* Required task: Copy every line of the records below where the word "Основное" occurs.

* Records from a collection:
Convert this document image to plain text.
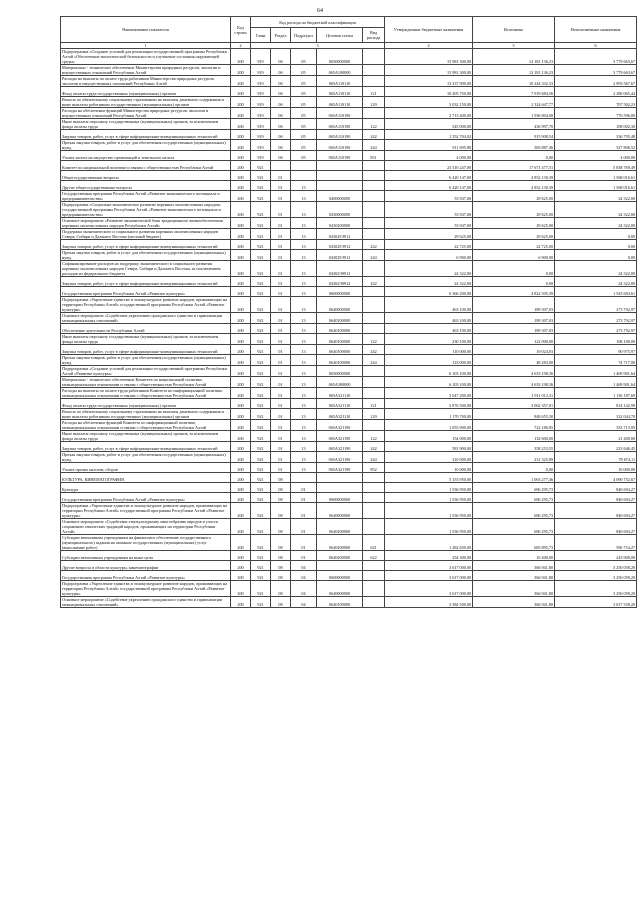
64
Наименование показателя	Код строки	Код расхода по бюджетной классификации					Утвержденные бюджетные назначения	Исполнено	Неисполненные назначения
		Глава	Раздел	Подраздел	Целевая статья	Вид расхода			
1	2	3					4	5	6
Подпрограмма «Создание условий для реализации государственной программы Республики Алтай «Обеспечение экологической безопасности и улучшение состояния окружающей среды»	200	919	06	05	0650000000		15 981 300,00	12 181 136,23	3 779 663,67
Материально - техническое обеспечение Министерства природных ресурсов, экологии и имущественных отношений Республики Алтай	200	919	06	05	065А100000		15 981 300,00	12 181 136,23	3 779 663,67
Расходы на выплаты по оплате труда работников Министерства природных ресурсов, экологии и имущественных отношений Республики Алтай	200	919	06	05	065А110110		13 237 900,00	10 244 332,33	2 993 567,67
Фонд оплаты труда государственных (муниципальных) органов	200	919	06	05	065А110110	121	10 205 750,00	7 919 684,56	2 286 065,44
Взносы по обязательному социальному страхованию на выплаты денежного содержания и иные выплаты работникам государственных (муниципальных) органов	200	919	06	05	065А110110	129	3 032 150,00	2 324 647,77	707 502,23
Расходы на обеспечение функций Министерства природных ресурсов, экологии и имущественных отношений Республики Алтай	200	919	06	05	065А110190		2 713 400,00	1 936 804,00	776 596,00
Иные выплаты персоналу государственных (муниципальных) органов, за исключением фонда оплаты труда	200	919	06	05	065А110190	122	545 000,00	436 997,70	108 002,30
Закупка товаров, работ, услуг в сфере информационно-коммуникационных технологий	200	919	06	05	065А110190	242	1 252 704,02	915 908,54	336 795,48
Прочая закупка товаров, работ и услуг для обеспечения государственных (муниципальных) нужд	200	919	06	05	065А110190	244	911 695,98	583 887,46	327 808,52
Уплата налога на имущество организаций и земельного налога	200	919	06	05	065А110190	851	4 000,00	0,00	4 000,00
Комитет по национальной политике и связям с общественностью Республики Алтай	200	921					23 510 247,00	17 671 477,51	5 838 769,49
Общегосударственные вопросы	200	921	01				6 420 147,00	4 852 130,39	1 568 016,61
Другие общегосударственные вопросы	200	921	01	13			6 420 147,00	4 852 130,39	1 568 016,61
Государственная программа Республики Алтай «Развитие экономического потенциала и предпринимательства»	200	921	01	13	0400000000		53 947,00	29 625,00	24 322,00
Подпрограмма «Социально-экономическое развитие коренных малочисленных народов» государственной программы Республики Алтай «Развитие экономического потенциала и предпринимательства»	200	921	01	13	0430000000		53 947,00	29 625,00	24 322,00
Основное мероприятие «Развитие экономической базы традиционного жизнеобеспечения коренных малочисленных народов Республики Алтай»	200	921	01	13	0430200000		53 947,00	29 625,00	24 322,00
Поддержка экономического и социального развития коренных малочисленных народов Севера, Сибири и Дальнего Востока (местный бюджет)	200	921	01	13	043025Э912		29 625,00	29 625,00	0,00
Закупка товаров, работ, услуг в сфере информационно-коммуникационных технологий	200	921	01	13	043025Э912	242	22 725,00	22 725,00	0,00
Прочая закупка товаров, работ и услуг для обеспечения государственных (муниципальных) нужд	200	921	01	13	043025Э912	244	6 900,00	6 900,00	0,00
Софинансирование расходов на поддержку экономического и социального развития коренных малочисленных народов Севера, Сибири и Дальнего Востока, за исключением расходов из федерального бюджета	200	921	01	13	04302Э0912		24 322,00	0,00	24 322,00
Закупка товаров, работ, услуг в сфере информационно-коммуникационных технологий	200	921	01	13	04302Э0912	242	24 322,00	0,00	24 322,00
Государственная программа Республики Алтай «Развитие культуры»	200	921	01	13	0600000000		6 366 200,00	4 822 505,39	1 543 694,61
Подпрограмма «Укрепление единства и этнокультурное развитие народов, проживающих на территории Республики Алтай» государственной программы Республики Алтай «Развитие культуры»	200	921	01	13	0640000000		463 100,00	189 307,03	273 792,97
Основное мероприятие «Содействие укреплению гражданского единства и гармонизации межнациональных отношений»	200	921	01	13	0640100000		463 100,00	189 307,03	273 792,97
Обеспечение деятельности Республики Алтай	200	921	01	13	0640100000		463 100,00	189 307,03	273 792,97
Иные выплаты персоналу государственных (муниципальных) органов, за исключением фонда оплаты труда	200	921	01	13	0640100000	122	230 100,00	122 000,00	108 100,00
Закупка товаров, работ, услуг в сфере информационно-коммуникационных технологий	200	921	01	13	0640100000	242	110 000,00	19 024,03	90 975,97
Прочая закупка товаров, работ и услуг для обеспечения государственных (муниципальных) нужд	200	921	01	13	0640100000	244	123 000,00	48 283,00	74 717,00
Подпрограмма «Создание условий для реализации государственной программы Республики Алтай «Развитие культуры»	200	921	01	13	0650000000		6 103 100,00	4 633 198,36	1 469 901,64
Материально - техническое обеспечение Комитета по национальной политике, межнациональным отношениям и связям с общественностью Республики Алтай	200	921	01	13	065А300000		6 103 100,00	4 633 198,36	1 469 901,64
Расходы на выплаты по оплате труда работников Комитета по информационной политике, межнациональным отношениям и связям с общественностью Республики Алтай	200	921	01	13	065А321110		5 047 200,00	3 911 012,31	1 136 187,69
Фонд оплаты труда государственных (муниципальных) органов	200	921	01	13	065А321110	121	3 876 500,00	3 062 357,01	814 142,99
Взносы по обязательному социальному страхованию на выплаты денежного содержания и иные выплаты работникам государственных (муниципальных) органов	200	921	01	13	065А321110	129	1 170 700,00	848 655,30	322 044,70
Расходы на обеспечение функций Комитета по информационной политике, межнациональным отношениям и связям с общественностью Республики Алтай	200	921	01	13	065А321190		1 055 900,00	722 186,05	333 713,95
Иные выплаты персоналу государственных (муниципальных) органов, за исключением фонда оплаты труда	200	921	01	13	065А321190	122	154 000,00	132 600,00	21 400,00
Закупка товаров, работ, услуг в сфере информационно-коммуникационных технологий	200	921	01	13	065А321190	242	581 900,00	358 253,55	223 646,45
Прочая закупка товаров, работ и услуг для обеспечения государственных (муниципальных) нужд	200	921	01	13	065А321190	244	310 000,00	231 325,89	78 674,11
Уплата прочих налогов, сборов	200	921	01	13	065А321190	852	10 000,00	0,00	10 000,00
КУЛЬТУРА, КИНЕМАТОГРАФИЯ	200	921	08				5 153 950,00	1 063 277,46	4 090 752,67
Культура	200	921	08	01			1 536 950,00	696 295,73	840 694,27
Государственная программа Республики Алтай «Развитие культуры»	200	921	08	01	0600000000		1 536 950,00	696 295,73	840 694,27
Подпрограмма «Укрепление единства и этнокультурное развитие народов, проживающих на территории Республики Алтай» государственной программы Республики Алтай «Развитие культуры»	200	921	08	01	0640000000		1 536 950,00	696 295,73	840 694,27
Основное мероприятие «Содействие этнокультурному многообразию народов и участи сохранению этнических традиций народов, проживающих на территории Республики Алтай»	200	921	08	01	0640200000		1 536 950,00	696 295,73	840 694,27
Субсидии автономным учреждениям на финансовое обеспечение государственного (муниципального) задания на оказание государственных (муниципальных) услуг (выполнение работ)	200	921	08	01	0640200000	621	1 282 650,00	685 895,73	596 754,27
Субсидии автономным учреждениям на иные цели	200	921	08	01	0640200000	622	254 300,00	10 400,00	243 900,00
Другие вопросы в области культуры, кинематографии	200	921	08	04			3 617 000,00	366 941,80	3 250 058,20
Государственная программа Республики Алтай «Развитие культуры»	200	921	08	04	0600000000		3 617 000,00	366 941,80	3 250 058,20
Подпрограмма «Укрепление единства и этнокультурное развитие народов, проживающих на территории Республики Алтай» государственной программы Республики Алтай «Развитие культуры»	200	921	08	04	0640000000		3 617 000,00	366 941,80	3 250 058,20
Основное мероприятие «Содействие укреплению гражданского единства и гармонизации межнациональных отношений»	200	921	08	04	0640100000		3 384 500,00	366 941,80	3 017 558,20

* Problem solution:
Основное мероприятие «Развитие экономической базы традиционного жизнеобеспечения коренных малочисленных народов Республики Алтай»	200	921	01	13	0430200000		53 947,00	29 625,00	24 322,00
Основное мероприятие «Содействие укреплению гражданского единства и гармонизации межнациональных отношений»	200	921	01	13	0640100000		463 100,00	189 307,03	273 792,97
Основное мероприятие «Содействие этнокультурному многообразию народов и участи сохранению этнических традиций народов, проживающих на территории Республики Алтай»	200	921	08	01	0640200000		1 536 950,00	696 295,73	840 694,27
Основное мероприятие «Содействие укреплению гражданского единства и гармонизации межнациональных отношений»	200	921	08	04	0640100000		3 384 500,00	366 941,80	3 017 558,20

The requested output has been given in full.